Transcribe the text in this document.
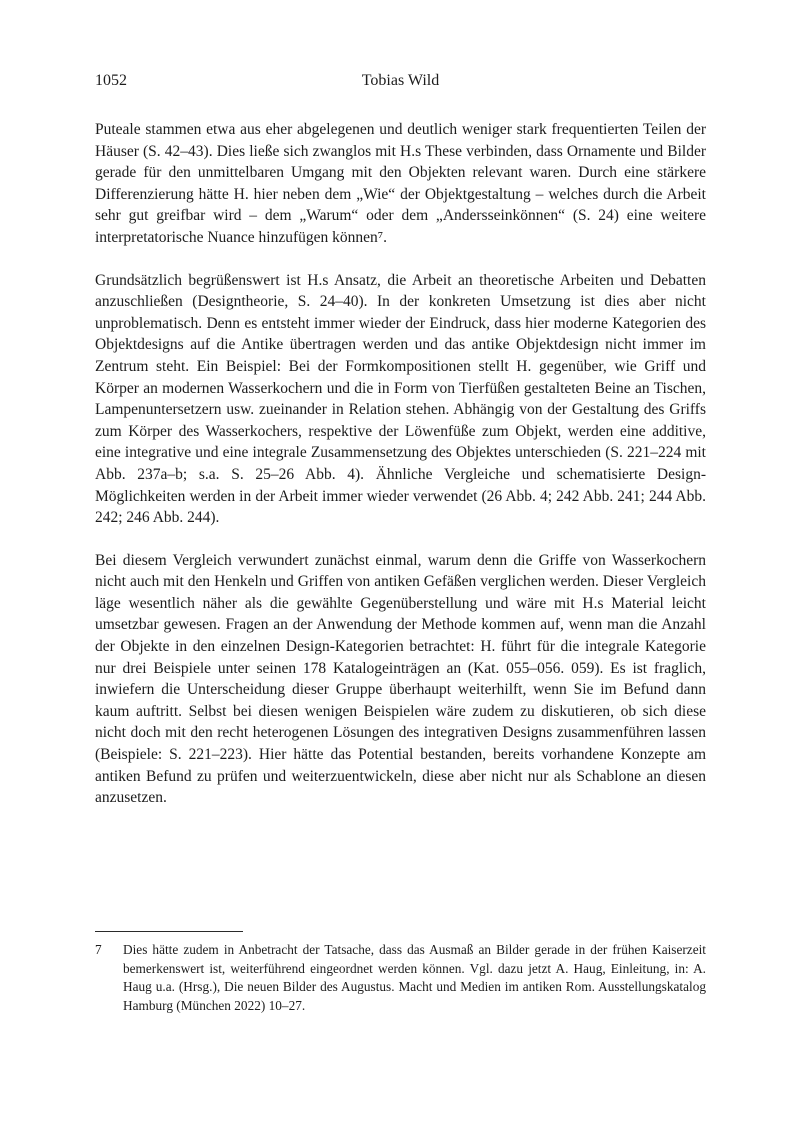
1052	Tobias Wild

Puteale stammen etwa aus eher abgelegenen und deutlich weniger stark frequentierten Teilen der Häuser (S. 42–43). Dies ließe sich zwanglos mit H.s These verbinden, dass Ornamente und Bilder gerade für den unmittelbaren Umgang mit den Objekten relevant waren. Durch eine stärkere Differenzierung hätte H. hier neben dem „Wie“ der Objektgestaltung – welches durch die Arbeit sehr gut greifbar wird – dem „Warum“ oder dem „Andersseinkönnen“ (S. 24) eine weitere interpretatorische Nuance hinzufügen können⁷.

Grundsätzlich begrüßenswert ist H.s Ansatz, die Arbeit an theoretische Arbeiten und Debatten anzuschließen (Designtheorie, S. 24–40). In der konkreten Umsetzung ist dies aber nicht unproblematisch. Denn es entsteht immer wieder der Eindruck, dass hier moderne Kategorien des Objektdesigns auf die Antike übertragen werden und das antike Objektdesign nicht immer im Zentrum steht. Ein Beispiel: Bei der Formkompositionen stellt H. gegenüber, wie Griff und Körper an modernen Wasserkochern und die in Form von Tierfüßen gestalteten Beine an Tischen, Lampenuntersetzern usw. zueinander in Relation stehen. Abhängig von der Gestaltung des Griffs zum Körper des Wasserkochers, respektive der Löwenfüße zum Objekt, werden eine additive, eine integrative und eine integrale Zusammensetzung des Objektes unterschieden (S. 221–224 mit Abb. 237a–b; s.a. S. 25–26 Abb. 4). Ähnliche Vergleiche und schematisierte Design-Möglichkeiten werden in der Arbeit immer wieder verwendet (26 Abb. 4; 242 Abb. 241; 244 Abb. 242; 246 Abb. 244).

Bei diesem Vergleich verwundert zunächst einmal, warum denn die Griffe von Wasserkochern nicht auch mit den Henkeln und Griffen von antiken Gefäßen verglichen werden. Dieser Vergleich läge wesentlich näher als die gewählte Gegenüberstellung und wäre mit H.s Material leicht umsetzbar gewesen. Fragen an der Anwendung der Methode kommen auf, wenn man die Anzahl der Objekte in den einzelnen Design-Kategorien betrachtet: H. führt für die integrale Kategorie nur drei Beispiele unter seinen 178 Katalogeinträgen an (Kat. 055–056. 059). Es ist fraglich, inwiefern die Unterscheidung dieser Gruppe überhaupt weiterhilft, wenn Sie im Befund dann kaum auftritt. Selbst bei diesen wenigen Beispielen wäre zudem zu diskutieren, ob sich diese nicht doch mit den recht heterogenen Lösungen des integrativen Designs zusammenführen lassen (Beispiele: S. 221–223). Hier hätte das Potential bestanden, bereits vorhandene Konzepte am antiken Befund zu prüfen und weiterzuentwickeln, diese aber nicht nur als Schablone an diesen anzusetzen.

7	Dies hätte zudem in Anbetracht der Tatsache, dass das Ausmaß an Bilder gerade in der frühen Kaiserzeit bemerkenswert ist, weiterführend eingeordnet werden können. Vgl. dazu jetzt A. Haug, Einleitung, in: A. Haug u.a. (Hrsg.), Die neuen Bilder des Augustus. Macht und Medien im antiken Rom. Ausstellungskatalog Hamburg (München 2022) 10–27.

.....

▶ [Given task]:
From the entries above, copy every line containing the word "gerade".

▶ [Result]:
Puteale stammen etwa aus eher abgelegenen und deutlich weniger stark frequentierten Teilen der Häuser (S. 42–43). Dies ließe sich zwanglos mit H.s These verbinden, dass Ornamente und Bilder gerade für den unmittelbaren Umgang mit den Objekten relevant waren. Durch eine stärkere Differenzierung hätte H. hier neben dem „Wie“ der Objektgestaltung – welches durch die Arbeit sehr gut greifbar wird – dem „Warum“ oder dem „Andersseinkönnen“ (S. 24) eine weitere interpretatorische Nuance hinzufügen können⁷.
7	Dies hätte zudem in Anbetracht der Tatsache, dass das Ausmaß an Bilder gerade in der frühen Kaiserzeit bemerkenswert ist, weiterführend eingeordnet werden können. Vgl. dazu jetzt A. Haug, Einleitung, in: A. Haug u.a. (Hrsg.), Die neuen Bilder des Augustus. Macht und Medien im antiken Rom. Ausstellungskatalog Hamburg (München 2022) 10–27.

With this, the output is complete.